[Stored entries]
--- begin ---

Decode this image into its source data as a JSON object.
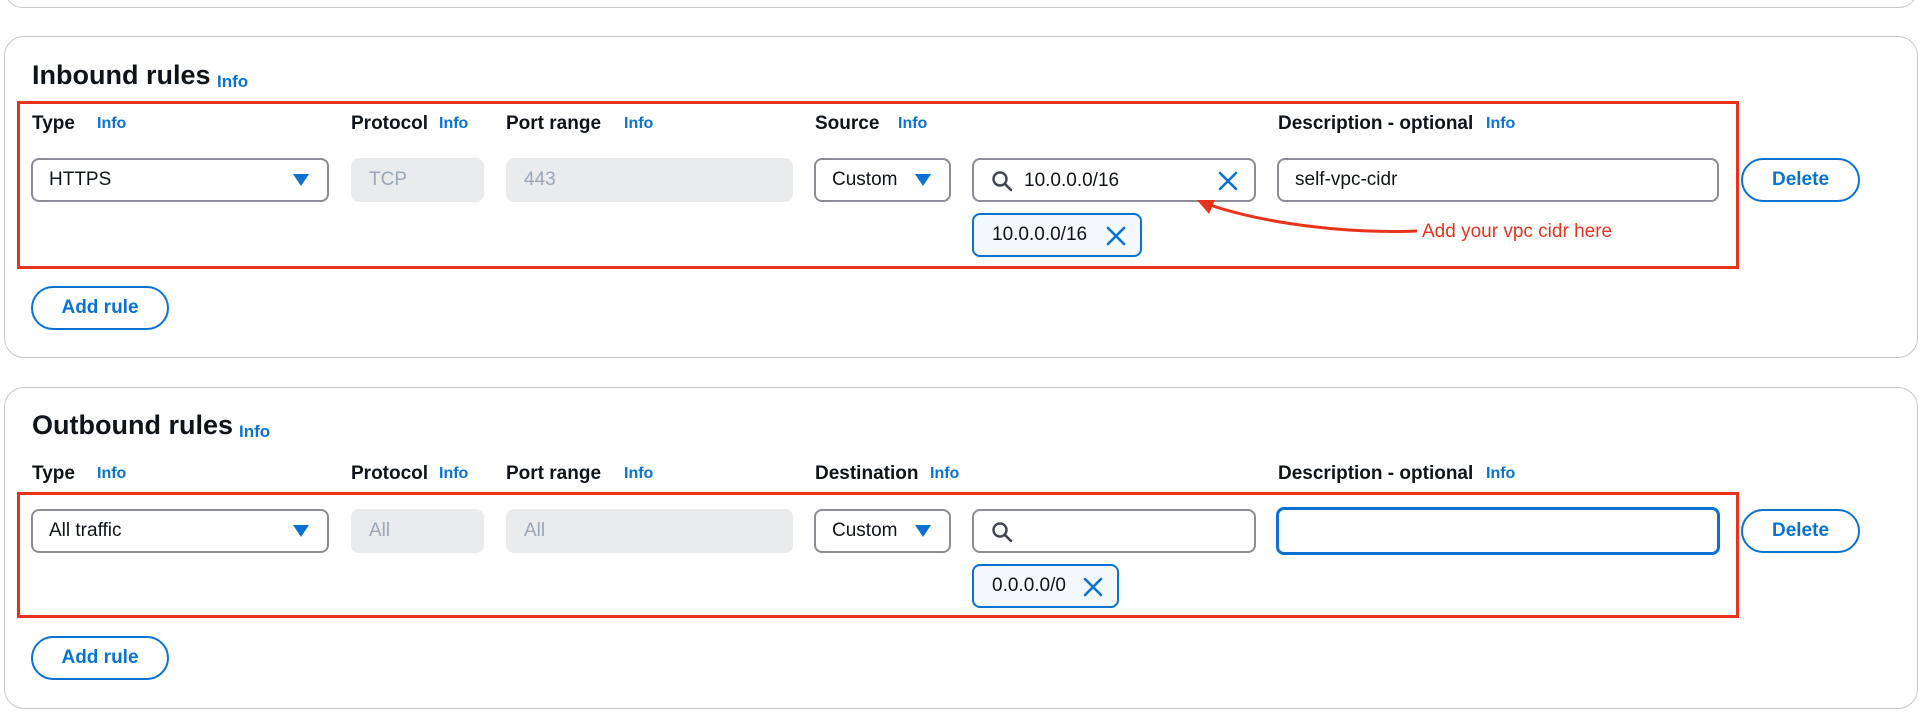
{
  "inbound": {
    "title": "Inbound rules",
    "info": "Info",
    "headers": {
      "type": "Type",
      "protocol": "Protocol",
      "port_range": "Port range",
      "source": "Source",
      "description": "Description - optional"
    },
    "rule": {
      "type": "HTTPS",
      "protocol": "TCP",
      "port_range": "443",
      "source_mode": "Custom",
      "source_search": "10.0.0.0/16",
      "source_token": "10.0.0.0/16",
      "description": "self-vpc-cidr"
    },
    "delete_label": "Delete",
    "add_rule_label": "Add rule",
    "annotation": "Add your vpc cidr here"
  },
  "outbound": {
    "title": "Outbound rules",
    "info": "Info",
    "headers": {
      "type": "Type",
      "protocol": "Protocol",
      "port_range": "Port range",
      "destination": "Destination",
      "description": "Description - optional"
    },
    "rule": {
      "type": "All traffic",
      "protocol": "All",
      "port_range": "All",
      "destination_mode": "Custom",
      "destination_search": "",
      "destination_token": "0.0.0.0/0",
      "description": ""
    },
    "delete_label": "Delete",
    "add_rule_label": "Add rule"
  },
  "icons": [
    "search-icon",
    "clear-icon",
    "dismiss-icon",
    "caret-down-icon"
  ],
  "colors": {
    "accent": "#0972d3",
    "annotation_red": "#e8331c",
    "disabled_bg": "#e9ebed",
    "token_bg": "#f2f8fd"
  }
}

--- end ---

• TASK OBJECTIVE:
Make an exact copy of the listing above. Do not include the pictures.

• WRITTEN REPLY:
Decode this image into its source data as a JSON object.
{
  "inbound": {
    "title": "Inbound rules",
    "info": "Info",
    "headers": {
      "type": "Type",
      "protocol": "Protocol",
      "port_range": "Port range",
      "source": "Source",
      "description": "Description - optional"
    },
    "rule": {
      "type": "HTTPS",
      "protocol": "TCP",
      "port_range": "443",
      "source_mode": "Custom",
      "source_search": "10.0.0.0/16",
      "source_token": "10.0.0.0/16",
      "description": "self-vpc-cidr"
    },
    "delete_label": "Delete",
    "add_rule_label": "Add rule",
    "annotation": "Add your vpc cidr here"
  },
  "outbound": {
    "title": "Outbound rules",
    "info": "Info",
    "headers": {
      "type": "Type",
      "protocol": "Protocol",
      "port_range": "Port range",
      "destination": "Destination",
      "description": "Description - optional"
    },
    "rule": {
      "type": "All traffic",
      "protocol": "All",
      "port_range": "All",
      "destination_mode": "Custom",
      "destination_search": "",
      "destination_token": "0.0.0.0/0",
      "description": ""
    },
    "delete_label": "Delete",
    "add_rule_label": "Add rule"
  },
  "icons": [
    "search-icon",
    "clear-icon",
    "dismiss-icon",
    "caret-down-icon"
  ],
  "colors": {
    "accent": "#0972d3",
    "annotation_red": "#e8331c",
    "disabled_bg": "#e9ebed",
    "token_bg": "#f2f8fd"
  }
}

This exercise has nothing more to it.